> _What is expected_: Identify and reproduce every line holding the string "content".

> _Source data_:
%%
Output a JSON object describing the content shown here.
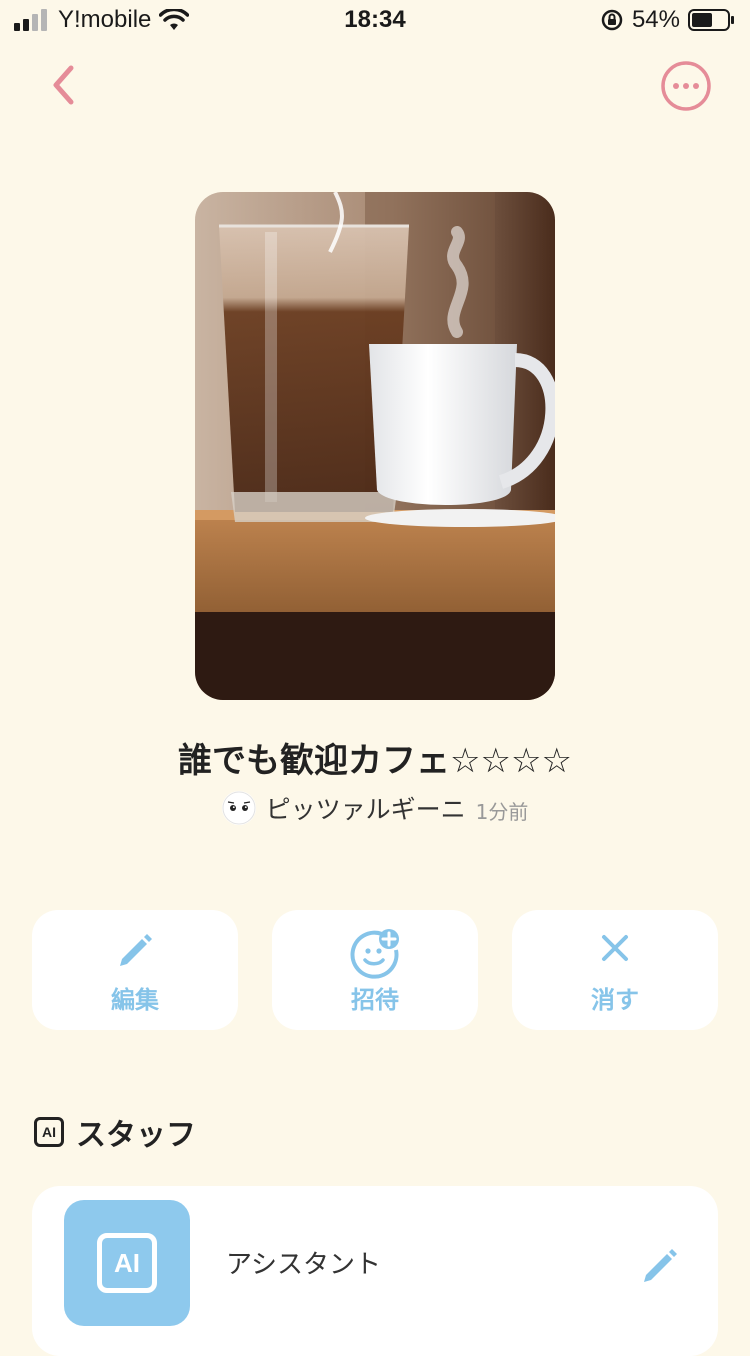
%%
%%
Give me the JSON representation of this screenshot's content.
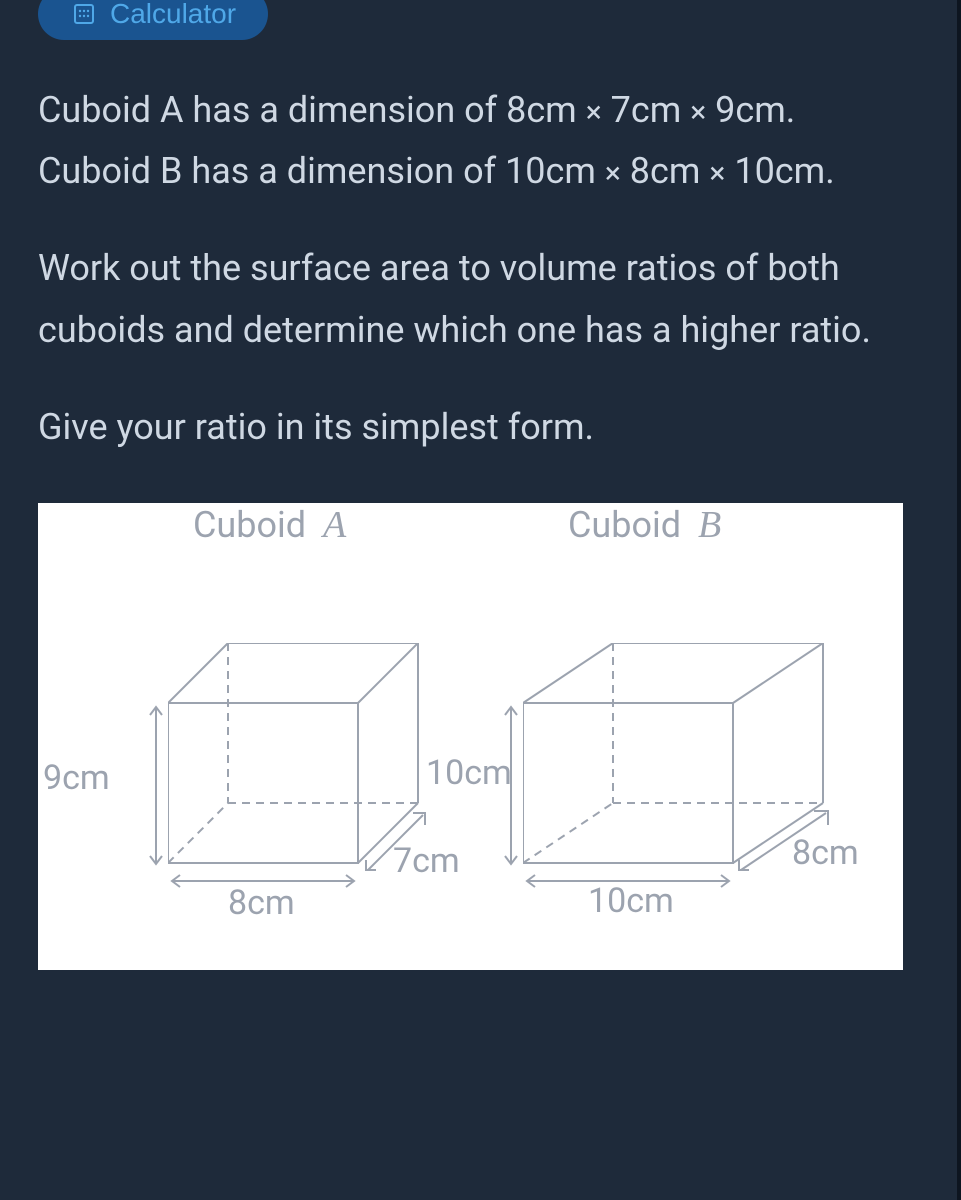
%%
%%
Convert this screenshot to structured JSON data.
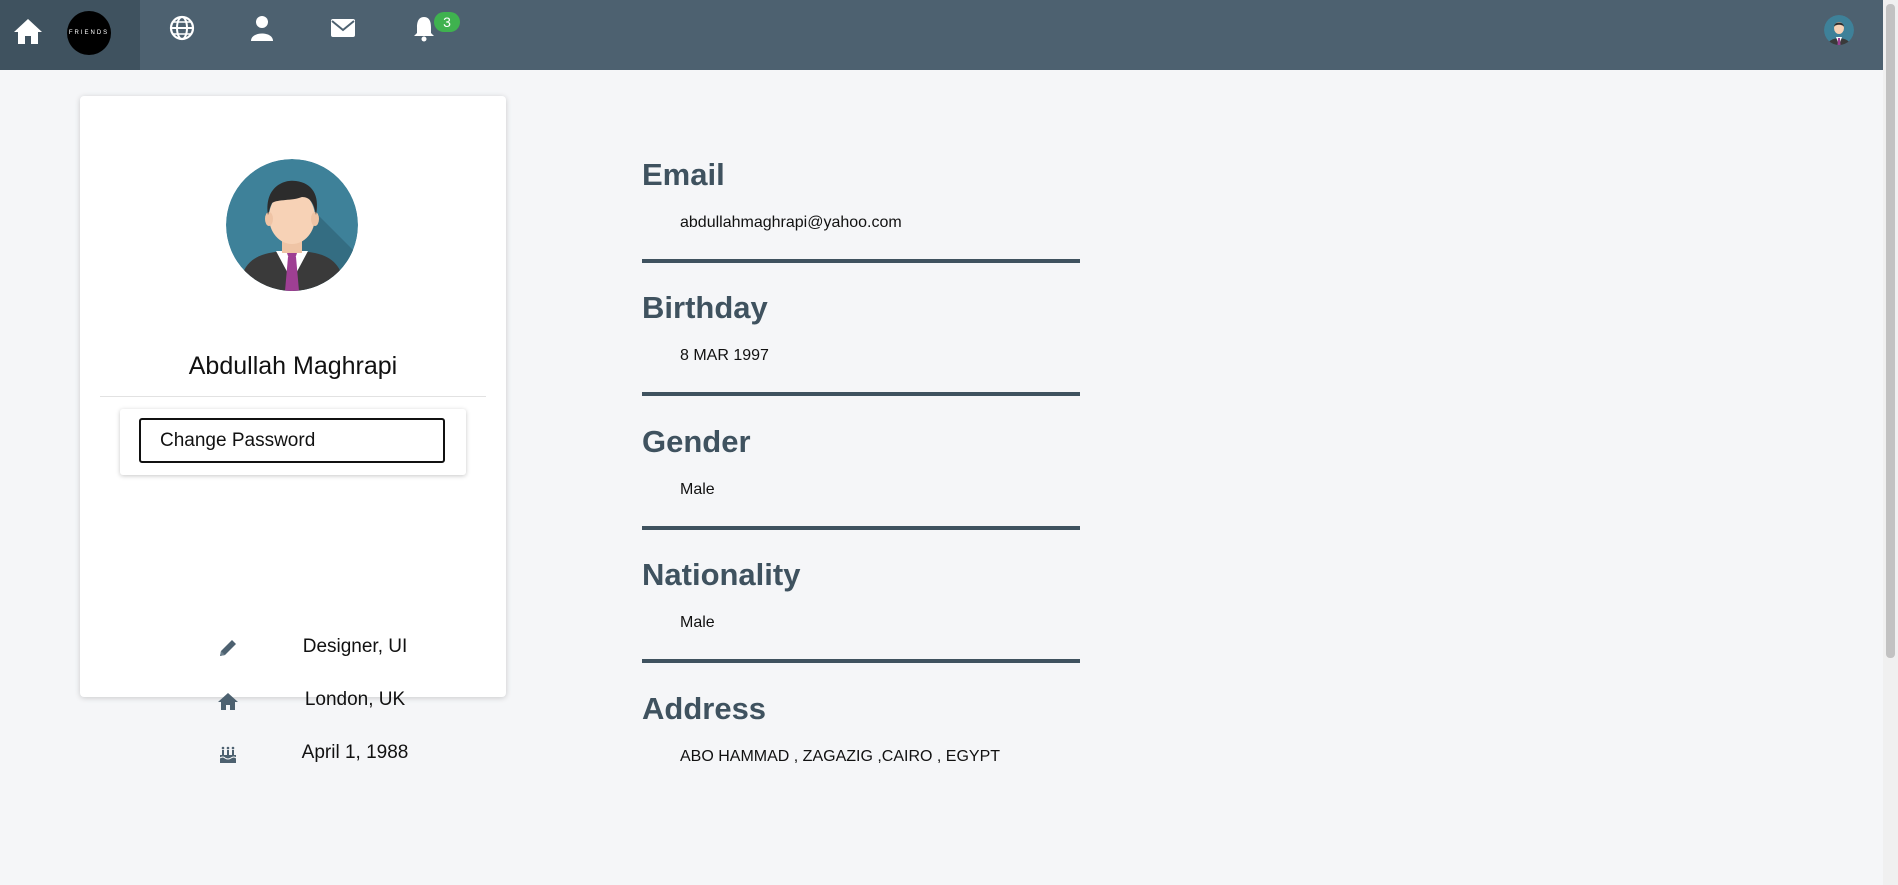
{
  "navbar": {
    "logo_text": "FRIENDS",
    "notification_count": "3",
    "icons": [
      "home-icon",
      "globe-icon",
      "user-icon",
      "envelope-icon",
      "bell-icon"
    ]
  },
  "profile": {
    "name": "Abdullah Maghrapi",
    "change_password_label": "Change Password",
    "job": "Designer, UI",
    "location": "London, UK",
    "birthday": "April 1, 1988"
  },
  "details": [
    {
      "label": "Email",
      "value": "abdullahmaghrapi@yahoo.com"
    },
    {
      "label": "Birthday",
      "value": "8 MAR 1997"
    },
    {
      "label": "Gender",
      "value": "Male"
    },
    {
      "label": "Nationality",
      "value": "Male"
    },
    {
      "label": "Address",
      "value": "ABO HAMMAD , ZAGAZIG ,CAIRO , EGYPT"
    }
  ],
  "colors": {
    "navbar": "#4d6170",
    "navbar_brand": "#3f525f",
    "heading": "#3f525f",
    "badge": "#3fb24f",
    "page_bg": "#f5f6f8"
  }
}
%%
> _Reply_:
Output a JSON object describing the content shown here.
Give me the JSON representation of this screenshot's content.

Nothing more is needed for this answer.